### [TASK INPUT]

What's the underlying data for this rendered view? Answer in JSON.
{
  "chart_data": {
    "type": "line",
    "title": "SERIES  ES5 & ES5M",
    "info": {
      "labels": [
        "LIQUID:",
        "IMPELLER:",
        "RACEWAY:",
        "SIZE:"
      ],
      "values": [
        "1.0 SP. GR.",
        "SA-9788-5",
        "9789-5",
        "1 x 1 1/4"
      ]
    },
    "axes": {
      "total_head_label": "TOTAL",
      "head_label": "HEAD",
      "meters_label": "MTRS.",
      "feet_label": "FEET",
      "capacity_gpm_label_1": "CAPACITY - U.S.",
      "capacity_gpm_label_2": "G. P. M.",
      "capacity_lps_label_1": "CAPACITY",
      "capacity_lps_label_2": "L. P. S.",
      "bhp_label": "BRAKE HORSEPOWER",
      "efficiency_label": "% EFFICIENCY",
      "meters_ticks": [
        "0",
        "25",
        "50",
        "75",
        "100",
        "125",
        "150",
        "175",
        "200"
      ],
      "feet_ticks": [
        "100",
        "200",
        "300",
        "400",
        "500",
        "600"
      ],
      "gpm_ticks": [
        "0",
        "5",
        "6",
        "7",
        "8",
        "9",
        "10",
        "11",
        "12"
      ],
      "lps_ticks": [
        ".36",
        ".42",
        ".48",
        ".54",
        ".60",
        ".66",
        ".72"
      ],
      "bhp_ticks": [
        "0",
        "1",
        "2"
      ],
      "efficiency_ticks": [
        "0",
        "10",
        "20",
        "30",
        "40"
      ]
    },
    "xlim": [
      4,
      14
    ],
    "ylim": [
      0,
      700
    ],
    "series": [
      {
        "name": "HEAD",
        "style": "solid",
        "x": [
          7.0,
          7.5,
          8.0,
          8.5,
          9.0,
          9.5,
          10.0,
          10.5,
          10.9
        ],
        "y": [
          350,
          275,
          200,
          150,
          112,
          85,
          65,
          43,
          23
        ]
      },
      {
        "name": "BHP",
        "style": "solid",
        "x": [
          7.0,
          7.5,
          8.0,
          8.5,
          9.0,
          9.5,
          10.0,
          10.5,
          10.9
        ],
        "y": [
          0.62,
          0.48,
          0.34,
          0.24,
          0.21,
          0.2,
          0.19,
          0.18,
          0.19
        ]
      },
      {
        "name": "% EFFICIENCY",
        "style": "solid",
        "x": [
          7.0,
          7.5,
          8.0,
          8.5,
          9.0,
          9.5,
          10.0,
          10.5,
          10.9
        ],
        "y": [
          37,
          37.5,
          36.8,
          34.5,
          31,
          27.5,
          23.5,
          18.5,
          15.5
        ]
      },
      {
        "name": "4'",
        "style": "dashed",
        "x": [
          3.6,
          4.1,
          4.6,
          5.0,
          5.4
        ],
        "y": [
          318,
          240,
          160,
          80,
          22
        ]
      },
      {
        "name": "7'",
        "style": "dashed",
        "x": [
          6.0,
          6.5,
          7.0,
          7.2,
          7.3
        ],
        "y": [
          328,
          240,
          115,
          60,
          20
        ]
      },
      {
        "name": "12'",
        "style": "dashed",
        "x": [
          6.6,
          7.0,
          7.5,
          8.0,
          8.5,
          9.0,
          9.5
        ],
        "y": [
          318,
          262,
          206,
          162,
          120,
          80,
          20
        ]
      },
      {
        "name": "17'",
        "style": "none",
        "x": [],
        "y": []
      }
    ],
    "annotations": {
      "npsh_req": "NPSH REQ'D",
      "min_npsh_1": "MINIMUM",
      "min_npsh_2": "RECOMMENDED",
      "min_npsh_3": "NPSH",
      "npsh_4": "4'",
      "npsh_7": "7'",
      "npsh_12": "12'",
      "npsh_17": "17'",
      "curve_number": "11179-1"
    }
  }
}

### [PROBLEM DESCRIPTION]
Exactly reproduce every line of the records.

### [EXERCISE RESULT]
What's the underlying data for this rendered view? Answer in JSON.
{
  "chart_data": {
    "type": "line",
    "title": "SERIES  ES5 & ES5M",
    "info": {
      "labels": [
        "LIQUID:",
        "IMPELLER:",
        "RACEWAY:",
        "SIZE:"
      ],
      "values": [
        "1.0 SP. GR.",
        "SA-9788-5",
        "9789-5",
        "1 x 1 1/4"
      ]
    },
    "axes": {
      "total_head_label": "TOTAL",
      "head_label": "HEAD",
      "meters_label": "MTRS.",
      "feet_label": "FEET",
      "capacity_gpm_label_1": "CAPACITY - U.S.",
      "capacity_gpm_label_2": "G. P. M.",
      "capacity_lps_label_1": "CAPACITY",
      "capacity_lps_label_2": "L. P. S.",
      "bhp_label": "BRAKE HORSEPOWER",
      "efficiency_label": "% EFFICIENCY",
      "meters_ticks": [
        "0",
        "25",
        "50",
        "75",
        "100",
        "125",
        "150",
        "175",
        "200"
      ],
      "feet_ticks": [
        "100",
        "200",
        "300",
        "400",
        "500",
        "600"
      ],
      "gpm_ticks": [
        "0",
        "5",
        "6",
        "7",
        "8",
        "9",
        "10",
        "11",
        "12"
      ],
      "lps_ticks": [
        ".36",
        ".42",
        ".48",
        ".54",
        ".60",
        ".66",
        ".72"
      ],
      "bhp_ticks": [
        "0",
        "1",
        "2"
      ],
      "efficiency_ticks": [
        "0",
        "10",
        "20",
        "30",
        "40"
      ]
    },
    "xlim": [
      4,
      14
    ],
    "ylim": [
      0,
      700
    ],
    "series": [
      {
        "name": "HEAD",
        "style": "solid",
        "x": [
          7.0,
          7.5,
          8.0,
          8.5,
          9.0,
          9.5,
          10.0,
          10.5,
          10.9
        ],
        "y": [
          350,
          275,
          200,
          150,
          112,
          85,
          65,
          43,
          23
        ]
      },
      {
        "name": "BHP",
        "style": "solid",
        "x": [
          7.0,
          7.5,
          8.0,
          8.5,
          9.0,
          9.5,
          10.0,
          10.5,
          10.9
        ],
        "y": [
          0.62,
          0.48,
          0.34,
          0.24,
          0.21,
          0.2,
          0.19,
          0.18,
          0.19
        ]
      },
      {
        "name": "% EFFICIENCY",
        "style": "solid",
        "x": [
          7.0,
          7.5,
          8.0,
          8.5,
          9.0,
          9.5,
          10.0,
          10.5,
          10.9
        ],
        "y": [
          37,
          37.5,
          36.8,
          34.5,
          31,
          27.5,
          23.5,
          18.5,
          15.5
        ]
      },
      {
        "name": "4'",
        "style": "dashed",
        "x": [
          3.6,
          4.1,
          4.6,
          5.0,
          5.4
        ],
        "y": [
          318,
          240,
          160,
          80,
          22
        ]
      },
      {
        "name": "7'",
        "style": "dashed",
        "x": [
          6.0,
          6.5,
          7.0,
          7.2,
          7.3
        ],
        "y": [
          328,
          240,
          115,
          60,
          20
        ]
      },
      {
        "name": "12'",
        "style": "dashed",
        "x": [
          6.6,
          7.0,
          7.5,
          8.0,
          8.5,
          9.0,
          9.5
        ],
        "y": [
          318,
          262,
          206,
          162,
          120,
          80,
          20
        ]
      },
      {
        "name": "17'",
        "style": "none",
        "x": [],
        "y": []
      }
    ],
    "annotations": {
      "npsh_req": "NPSH REQ'D",
      "min_npsh_1": "MINIMUM",
      "min_npsh_2": "RECOMMENDED",
      "min_npsh_3": "NPSH",
      "npsh_4": "4'",
      "npsh_7": "7'",
      "npsh_12": "12'",
      "npsh_17": "17'",
      "curve_number": "11179-1"
    }
  }
}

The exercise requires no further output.